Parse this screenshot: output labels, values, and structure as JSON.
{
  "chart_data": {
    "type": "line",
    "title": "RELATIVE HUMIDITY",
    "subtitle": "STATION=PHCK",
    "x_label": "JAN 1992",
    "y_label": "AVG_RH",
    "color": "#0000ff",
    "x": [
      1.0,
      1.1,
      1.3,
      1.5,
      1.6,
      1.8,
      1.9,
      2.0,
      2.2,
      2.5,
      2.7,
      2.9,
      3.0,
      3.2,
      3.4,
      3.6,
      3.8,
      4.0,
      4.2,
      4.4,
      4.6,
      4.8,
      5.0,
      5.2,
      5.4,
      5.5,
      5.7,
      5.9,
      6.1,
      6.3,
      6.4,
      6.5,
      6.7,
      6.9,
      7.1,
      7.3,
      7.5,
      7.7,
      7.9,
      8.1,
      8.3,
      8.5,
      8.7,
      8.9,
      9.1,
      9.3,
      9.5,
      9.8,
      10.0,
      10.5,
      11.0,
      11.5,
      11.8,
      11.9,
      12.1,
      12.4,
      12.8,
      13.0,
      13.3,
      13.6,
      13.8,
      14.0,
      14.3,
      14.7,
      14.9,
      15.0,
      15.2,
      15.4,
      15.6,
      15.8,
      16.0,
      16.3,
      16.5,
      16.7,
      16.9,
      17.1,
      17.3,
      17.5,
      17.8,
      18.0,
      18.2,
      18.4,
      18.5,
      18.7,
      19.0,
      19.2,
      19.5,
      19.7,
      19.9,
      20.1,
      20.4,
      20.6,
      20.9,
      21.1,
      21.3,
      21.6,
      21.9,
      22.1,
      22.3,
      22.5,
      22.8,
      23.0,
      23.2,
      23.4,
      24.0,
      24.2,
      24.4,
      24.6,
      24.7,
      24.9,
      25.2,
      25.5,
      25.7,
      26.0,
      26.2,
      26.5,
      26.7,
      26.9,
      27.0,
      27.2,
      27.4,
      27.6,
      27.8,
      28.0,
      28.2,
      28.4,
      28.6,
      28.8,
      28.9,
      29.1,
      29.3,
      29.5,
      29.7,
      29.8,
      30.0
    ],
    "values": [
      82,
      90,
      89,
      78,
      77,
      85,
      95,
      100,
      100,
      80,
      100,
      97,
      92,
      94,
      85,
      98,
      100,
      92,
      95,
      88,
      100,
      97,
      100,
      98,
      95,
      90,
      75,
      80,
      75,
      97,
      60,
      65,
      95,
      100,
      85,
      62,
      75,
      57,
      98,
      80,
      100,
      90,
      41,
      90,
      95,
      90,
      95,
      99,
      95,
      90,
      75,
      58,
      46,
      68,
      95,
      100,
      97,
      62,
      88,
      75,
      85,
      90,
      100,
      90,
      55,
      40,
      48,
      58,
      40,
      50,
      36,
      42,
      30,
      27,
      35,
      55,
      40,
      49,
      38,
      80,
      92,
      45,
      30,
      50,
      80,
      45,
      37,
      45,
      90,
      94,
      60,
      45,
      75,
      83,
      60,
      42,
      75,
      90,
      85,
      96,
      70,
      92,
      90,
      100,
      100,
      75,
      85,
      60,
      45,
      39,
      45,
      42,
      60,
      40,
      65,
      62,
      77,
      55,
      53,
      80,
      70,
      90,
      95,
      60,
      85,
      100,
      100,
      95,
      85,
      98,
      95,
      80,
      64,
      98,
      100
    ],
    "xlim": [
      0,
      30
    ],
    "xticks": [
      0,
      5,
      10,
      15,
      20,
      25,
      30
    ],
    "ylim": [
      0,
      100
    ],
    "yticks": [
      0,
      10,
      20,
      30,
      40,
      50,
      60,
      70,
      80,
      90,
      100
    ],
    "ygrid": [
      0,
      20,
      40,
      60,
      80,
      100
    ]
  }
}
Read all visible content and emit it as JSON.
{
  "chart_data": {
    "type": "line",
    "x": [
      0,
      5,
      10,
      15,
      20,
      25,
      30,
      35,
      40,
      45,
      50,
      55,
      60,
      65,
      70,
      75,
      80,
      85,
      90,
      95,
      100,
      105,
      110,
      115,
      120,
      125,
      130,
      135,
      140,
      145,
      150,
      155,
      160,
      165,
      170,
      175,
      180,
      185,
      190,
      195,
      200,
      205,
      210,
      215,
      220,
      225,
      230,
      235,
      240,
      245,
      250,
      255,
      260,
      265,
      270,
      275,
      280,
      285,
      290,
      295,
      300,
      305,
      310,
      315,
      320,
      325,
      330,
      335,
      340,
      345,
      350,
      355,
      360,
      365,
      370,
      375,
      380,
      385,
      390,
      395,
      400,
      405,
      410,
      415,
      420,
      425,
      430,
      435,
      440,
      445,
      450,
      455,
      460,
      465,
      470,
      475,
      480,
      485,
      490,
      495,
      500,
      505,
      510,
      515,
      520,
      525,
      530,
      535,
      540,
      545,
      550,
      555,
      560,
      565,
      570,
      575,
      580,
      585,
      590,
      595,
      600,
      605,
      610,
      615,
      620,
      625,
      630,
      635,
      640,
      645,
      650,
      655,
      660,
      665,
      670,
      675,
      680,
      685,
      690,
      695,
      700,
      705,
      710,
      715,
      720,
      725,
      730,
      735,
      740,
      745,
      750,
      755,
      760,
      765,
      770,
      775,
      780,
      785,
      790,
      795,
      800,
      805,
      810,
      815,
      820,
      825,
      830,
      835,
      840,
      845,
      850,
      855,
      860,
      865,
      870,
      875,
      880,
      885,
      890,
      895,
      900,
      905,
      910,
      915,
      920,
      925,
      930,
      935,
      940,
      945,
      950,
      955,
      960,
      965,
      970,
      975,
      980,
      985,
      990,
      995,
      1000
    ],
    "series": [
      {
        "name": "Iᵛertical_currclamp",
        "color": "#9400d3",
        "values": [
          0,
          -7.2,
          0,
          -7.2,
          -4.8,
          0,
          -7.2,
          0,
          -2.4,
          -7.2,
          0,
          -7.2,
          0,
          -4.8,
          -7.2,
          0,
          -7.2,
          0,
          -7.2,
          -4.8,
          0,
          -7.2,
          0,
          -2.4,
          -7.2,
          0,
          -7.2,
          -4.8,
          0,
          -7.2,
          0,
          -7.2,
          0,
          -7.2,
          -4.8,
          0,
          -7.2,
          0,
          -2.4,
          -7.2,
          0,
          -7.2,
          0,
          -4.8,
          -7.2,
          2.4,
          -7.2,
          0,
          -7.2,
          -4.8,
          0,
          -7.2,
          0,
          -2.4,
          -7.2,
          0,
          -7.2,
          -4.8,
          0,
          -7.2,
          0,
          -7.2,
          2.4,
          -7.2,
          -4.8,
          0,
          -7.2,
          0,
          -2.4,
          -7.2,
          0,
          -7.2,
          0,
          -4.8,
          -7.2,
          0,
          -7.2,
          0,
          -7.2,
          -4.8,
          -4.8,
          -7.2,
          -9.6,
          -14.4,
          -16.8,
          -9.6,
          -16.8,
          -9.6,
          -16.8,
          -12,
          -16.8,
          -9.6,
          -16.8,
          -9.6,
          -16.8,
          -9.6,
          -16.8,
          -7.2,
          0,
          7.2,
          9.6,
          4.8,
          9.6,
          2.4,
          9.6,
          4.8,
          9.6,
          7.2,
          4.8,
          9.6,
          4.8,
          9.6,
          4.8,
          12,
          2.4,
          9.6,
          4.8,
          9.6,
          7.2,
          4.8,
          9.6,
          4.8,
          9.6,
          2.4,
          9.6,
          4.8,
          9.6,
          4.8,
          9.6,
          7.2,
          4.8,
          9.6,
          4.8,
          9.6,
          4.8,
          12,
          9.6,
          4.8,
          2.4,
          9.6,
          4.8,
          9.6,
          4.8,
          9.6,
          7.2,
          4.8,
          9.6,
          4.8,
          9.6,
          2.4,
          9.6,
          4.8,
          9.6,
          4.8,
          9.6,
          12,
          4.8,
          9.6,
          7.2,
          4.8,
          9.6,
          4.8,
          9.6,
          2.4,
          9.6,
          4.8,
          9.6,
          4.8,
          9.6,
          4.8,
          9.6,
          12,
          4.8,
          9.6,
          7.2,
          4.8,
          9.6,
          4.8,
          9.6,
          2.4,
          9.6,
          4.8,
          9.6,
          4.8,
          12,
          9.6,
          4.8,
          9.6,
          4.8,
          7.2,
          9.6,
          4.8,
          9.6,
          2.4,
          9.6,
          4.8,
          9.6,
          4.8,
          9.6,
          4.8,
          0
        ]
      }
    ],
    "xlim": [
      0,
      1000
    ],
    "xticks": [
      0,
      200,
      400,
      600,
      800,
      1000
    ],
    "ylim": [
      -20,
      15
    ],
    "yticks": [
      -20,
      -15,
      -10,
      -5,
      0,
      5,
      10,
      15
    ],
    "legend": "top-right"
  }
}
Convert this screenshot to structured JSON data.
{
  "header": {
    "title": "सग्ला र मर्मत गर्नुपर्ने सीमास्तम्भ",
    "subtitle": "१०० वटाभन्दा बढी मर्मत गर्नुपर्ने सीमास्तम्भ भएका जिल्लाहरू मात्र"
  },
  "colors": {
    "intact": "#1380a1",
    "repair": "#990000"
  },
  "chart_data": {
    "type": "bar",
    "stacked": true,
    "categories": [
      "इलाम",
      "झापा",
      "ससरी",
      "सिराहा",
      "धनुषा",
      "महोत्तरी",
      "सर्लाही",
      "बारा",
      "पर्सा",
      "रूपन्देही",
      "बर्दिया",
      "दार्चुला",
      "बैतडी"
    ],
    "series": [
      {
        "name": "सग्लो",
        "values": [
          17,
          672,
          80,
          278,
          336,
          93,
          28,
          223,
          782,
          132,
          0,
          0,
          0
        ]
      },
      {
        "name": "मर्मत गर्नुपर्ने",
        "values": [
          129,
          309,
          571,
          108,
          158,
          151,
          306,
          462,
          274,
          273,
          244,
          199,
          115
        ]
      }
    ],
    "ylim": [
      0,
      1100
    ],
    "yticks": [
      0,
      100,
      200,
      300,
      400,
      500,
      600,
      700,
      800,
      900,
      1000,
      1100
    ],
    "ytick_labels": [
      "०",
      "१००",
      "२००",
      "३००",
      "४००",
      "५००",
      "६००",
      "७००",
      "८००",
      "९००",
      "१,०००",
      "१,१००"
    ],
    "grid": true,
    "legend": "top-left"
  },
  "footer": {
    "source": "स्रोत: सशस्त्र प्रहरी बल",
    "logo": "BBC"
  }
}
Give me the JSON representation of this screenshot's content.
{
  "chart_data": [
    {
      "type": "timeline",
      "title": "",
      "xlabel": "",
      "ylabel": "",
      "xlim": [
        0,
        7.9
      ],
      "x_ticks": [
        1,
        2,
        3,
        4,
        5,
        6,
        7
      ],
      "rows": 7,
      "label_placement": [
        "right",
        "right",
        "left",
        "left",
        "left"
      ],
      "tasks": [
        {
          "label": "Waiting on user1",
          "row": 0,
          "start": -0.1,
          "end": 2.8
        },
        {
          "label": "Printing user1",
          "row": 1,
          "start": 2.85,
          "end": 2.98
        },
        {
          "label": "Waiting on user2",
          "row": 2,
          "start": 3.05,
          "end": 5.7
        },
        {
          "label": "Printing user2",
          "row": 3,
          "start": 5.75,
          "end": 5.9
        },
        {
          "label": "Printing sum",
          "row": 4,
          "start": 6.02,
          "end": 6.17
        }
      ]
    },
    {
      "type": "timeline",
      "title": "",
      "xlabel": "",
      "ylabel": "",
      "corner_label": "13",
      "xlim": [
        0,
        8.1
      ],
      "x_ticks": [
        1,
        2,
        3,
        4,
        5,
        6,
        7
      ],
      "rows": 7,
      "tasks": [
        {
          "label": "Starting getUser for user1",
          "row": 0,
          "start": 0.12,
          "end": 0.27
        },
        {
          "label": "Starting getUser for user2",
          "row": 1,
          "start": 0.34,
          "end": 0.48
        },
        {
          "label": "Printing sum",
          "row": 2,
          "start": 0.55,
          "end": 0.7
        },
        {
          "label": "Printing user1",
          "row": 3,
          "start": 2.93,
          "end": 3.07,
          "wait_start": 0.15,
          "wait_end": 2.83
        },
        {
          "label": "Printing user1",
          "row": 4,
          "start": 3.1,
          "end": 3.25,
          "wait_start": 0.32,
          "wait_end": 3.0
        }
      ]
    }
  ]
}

_____

## Problem description
Extract, verbatim, the lines from the one containing "Give me the" through the last line of the listing above.

## Solution for this exercise
Give me the JSON representation of this screenshot's content.
{
  "chart_data": [
    {
      "type": "timeline",
      "title": "",
      "xlabel": "",
      "ylabel": "",
      "xlim": [
        0,
        7.9
      ],
      "x_ticks": [
        1,
        2,
        3,
        4,
        5,
        6,
        7
      ],
      "rows": 7,
      "label_placement": [
        "right",
        "right",
        "left",
        "left",
        "left"
      ],
      "tasks": [
        {
          "label": "Waiting on user1",
          "row": 0,
          "start": -0.1,
          "end": 2.8
        },
        {
          "label": "Printing user1",
          "row": 1,
          "start": 2.85,
          "end": 2.98
        },
        {
          "label": "Waiting on user2",
          "row": 2,
          "start": 3.05,
          "end": 5.7
        },
        {
          "label": "Printing user2",
          "row": 3,
          "start": 5.75,
          "end": 5.9
        },
        {
          "label": "Printing sum",
          "row": 4,
          "start": 6.02,
          "end": 6.17
        }
      ]
    },
    {
      "type": "timeline",
      "title": "",
      "xlabel": "",
      "ylabel": "",
      "corner_label": "13",
      "xlim": [
        0,
        8.1
      ],
      "x_ticks": [
        1,
        2,
        3,
        4,
        5,
        6,
        7
      ],
      "rows": 7,
      "tasks": [
        {
          "label": "Starting getUser for user1",
          "row": 0,
          "start": 0.12,
          "end": 0.27
        },
        {
          "label": "Starting getUser for user2",
          "row": 1,
          "start": 0.34,
          "end": 0.48
        },
        {
          "label": "Printing sum",
          "row": 2,
          "start": 0.55,
          "end": 0.7
        },
        {
          "label": "Printing user1",
          "row": 3,
          "start": 2.93,
          "end": 3.07,
          "wait_start": 0.15,
          "wait_end": 2.83
        },
        {
          "label": "Printing user1",
          "row": 4,
          "start": 3.1,
          "end": 3.25,
          "wait_start": 0.32,
          "wait_end": 3.0
        }
      ]
    }
  ]
}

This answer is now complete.